**PROVIDED RECORDS**:
►

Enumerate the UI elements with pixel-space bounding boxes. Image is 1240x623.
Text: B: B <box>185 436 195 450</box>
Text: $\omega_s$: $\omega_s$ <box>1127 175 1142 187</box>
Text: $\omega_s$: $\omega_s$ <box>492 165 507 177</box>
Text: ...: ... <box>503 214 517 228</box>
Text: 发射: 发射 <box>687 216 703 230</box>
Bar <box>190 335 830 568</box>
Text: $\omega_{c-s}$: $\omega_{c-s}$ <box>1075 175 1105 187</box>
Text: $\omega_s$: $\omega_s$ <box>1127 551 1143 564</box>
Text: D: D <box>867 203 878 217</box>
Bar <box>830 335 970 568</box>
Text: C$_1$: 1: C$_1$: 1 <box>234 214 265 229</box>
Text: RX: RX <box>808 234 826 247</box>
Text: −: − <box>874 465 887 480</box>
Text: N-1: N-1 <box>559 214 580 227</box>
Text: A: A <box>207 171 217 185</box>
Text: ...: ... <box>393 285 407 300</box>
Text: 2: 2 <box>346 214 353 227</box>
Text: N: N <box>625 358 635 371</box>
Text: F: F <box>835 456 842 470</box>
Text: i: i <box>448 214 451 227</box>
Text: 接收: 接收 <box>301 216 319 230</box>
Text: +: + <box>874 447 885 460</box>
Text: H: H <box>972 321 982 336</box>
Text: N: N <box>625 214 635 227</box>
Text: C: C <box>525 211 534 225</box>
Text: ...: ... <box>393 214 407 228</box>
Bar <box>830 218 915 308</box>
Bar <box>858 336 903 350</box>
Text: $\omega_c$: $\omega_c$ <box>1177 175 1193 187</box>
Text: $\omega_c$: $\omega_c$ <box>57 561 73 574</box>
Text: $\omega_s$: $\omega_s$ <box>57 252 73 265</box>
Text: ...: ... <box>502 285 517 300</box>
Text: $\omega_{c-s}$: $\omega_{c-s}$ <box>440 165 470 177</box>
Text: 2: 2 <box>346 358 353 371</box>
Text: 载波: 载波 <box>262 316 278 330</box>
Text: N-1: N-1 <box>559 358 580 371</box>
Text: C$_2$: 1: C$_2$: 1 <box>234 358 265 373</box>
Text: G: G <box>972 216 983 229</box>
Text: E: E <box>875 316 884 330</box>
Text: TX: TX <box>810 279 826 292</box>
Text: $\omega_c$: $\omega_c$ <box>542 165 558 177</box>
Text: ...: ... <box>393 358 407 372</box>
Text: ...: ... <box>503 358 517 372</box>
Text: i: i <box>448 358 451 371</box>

◄

**EXERCISE DESCRIPTION**: Copy out the data above line for line, with no changes.

**TASK RESPONSE**:
Enumerate the UI elements with pixel-space bounding boxes. Image is 1240x623.
Text: B: B <box>185 436 195 450</box>
Text: $\omega_s$: $\omega_s$ <box>1127 175 1142 187</box>
Text: $\omega_s$: $\omega_s$ <box>492 165 507 177</box>
Text: ...: ... <box>503 214 517 228</box>
Text: 发射: 发射 <box>687 216 703 230</box>
Bar <box>190 335 830 568</box>
Text: $\omega_{c-s}$: $\omega_{c-s}$ <box>1075 175 1105 187</box>
Text: $\omega_s$: $\omega_s$ <box>1127 551 1143 564</box>
Text: D: D <box>867 203 878 217</box>
Bar <box>830 335 970 568</box>
Text: C$_1$: 1: C$_1$: 1 <box>234 214 265 229</box>
Text: RX: RX <box>808 234 826 247</box>
Text: −: − <box>874 465 887 480</box>
Text: N-1: N-1 <box>559 214 580 227</box>
Text: A: A <box>207 171 217 185</box>
Text: ...: ... <box>393 285 407 300</box>
Text: 2: 2 <box>346 214 353 227</box>
Text: N: N <box>625 358 635 371</box>
Text: F: F <box>835 456 842 470</box>
Text: i: i <box>448 214 451 227</box>
Text: 接收: 接收 <box>301 216 319 230</box>
Text: +: + <box>874 447 885 460</box>
Text: H: H <box>972 321 982 336</box>
Text: N: N <box>625 214 635 227</box>
Text: C: C <box>525 211 534 225</box>
Text: ...: ... <box>393 214 407 228</box>
Bar <box>830 218 915 308</box>
Bar <box>858 336 903 350</box>
Text: $\omega_c$: $\omega_c$ <box>1177 175 1193 187</box>
Text: $\omega_c$: $\omega_c$ <box>57 561 73 574</box>
Text: $\omega_s$: $\omega_s$ <box>57 252 73 265</box>
Text: ...: ... <box>502 285 517 300</box>
Text: $\omega_{c-s}$: $\omega_{c-s}$ <box>440 165 470 177</box>
Text: 2: 2 <box>346 358 353 371</box>
Text: 载波: 载波 <box>262 316 278 330</box>
Text: N-1: N-1 <box>559 358 580 371</box>
Text: C$_2$: 1: C$_2$: 1 <box>234 358 265 373</box>
Text: G: G <box>972 216 983 229</box>
Text: E: E <box>875 316 884 330</box>
Text: TX: TX <box>810 279 826 292</box>
Text: $\omega_c$: $\omega_c$ <box>542 165 558 177</box>
Text: ...: ... <box>393 358 407 372</box>
Text: ...: ... <box>503 358 517 372</box>
Text: i: i <box>448 358 451 371</box>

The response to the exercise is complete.